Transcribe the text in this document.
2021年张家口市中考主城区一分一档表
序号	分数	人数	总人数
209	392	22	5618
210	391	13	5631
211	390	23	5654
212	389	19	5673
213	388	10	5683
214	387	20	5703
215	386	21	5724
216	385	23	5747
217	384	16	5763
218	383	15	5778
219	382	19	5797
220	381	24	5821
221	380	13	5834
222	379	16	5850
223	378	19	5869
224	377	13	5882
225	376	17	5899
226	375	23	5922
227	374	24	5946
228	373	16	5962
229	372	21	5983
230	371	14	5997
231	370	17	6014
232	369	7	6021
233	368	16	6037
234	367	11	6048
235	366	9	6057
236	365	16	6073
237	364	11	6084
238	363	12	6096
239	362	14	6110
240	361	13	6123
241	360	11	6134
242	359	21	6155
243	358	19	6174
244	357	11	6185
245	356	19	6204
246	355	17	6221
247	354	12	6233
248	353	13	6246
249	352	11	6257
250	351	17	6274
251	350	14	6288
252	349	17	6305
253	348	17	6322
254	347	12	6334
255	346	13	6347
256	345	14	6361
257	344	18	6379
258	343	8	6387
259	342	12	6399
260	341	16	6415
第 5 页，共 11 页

══════════════════════════════

Reproduce the material above, every line of it, exactly.

▸ Response to this exercise
Transcribe the text in this document.
2021年张家口市中考主城区一分一档表
序号	分数	人数	总人数
209	392	22	5618
210	391	13	5631
211	390	23	5654
212	389	19	5673
213	388	10	5683
214	387	20	5703
215	386	21	5724
216	385	23	5747
217	384	16	5763
218	383	15	5778
219	382	19	5797
220	381	24	5821
221	380	13	5834
222	379	16	5850
223	378	19	5869
224	377	13	5882
225	376	17	5899
226	375	23	5922
227	374	24	5946
228	373	16	5962
229	372	21	5983
230	371	14	5997
231	370	17	6014
232	369	7	6021
233	368	16	6037
234	367	11	6048
235	366	9	6057
236	365	16	6073
237	364	11	6084
238	363	12	6096
239	362	14	6110
240	361	13	6123
241	360	11	6134
242	359	21	6155
243	358	19	6174
244	357	11	6185
245	356	19	6204
246	355	17	6221
247	354	12	6233
248	353	13	6246
249	352	11	6257
250	351	17	6274
251	350	14	6288
252	349	17	6305
253	348	17	6322
254	347	12	6334
255	346	13	6347
256	345	14	6361
257	344	18	6379
258	343	8	6387
259	342	12	6399
260	341	16	6415
第 5 页，共 11 页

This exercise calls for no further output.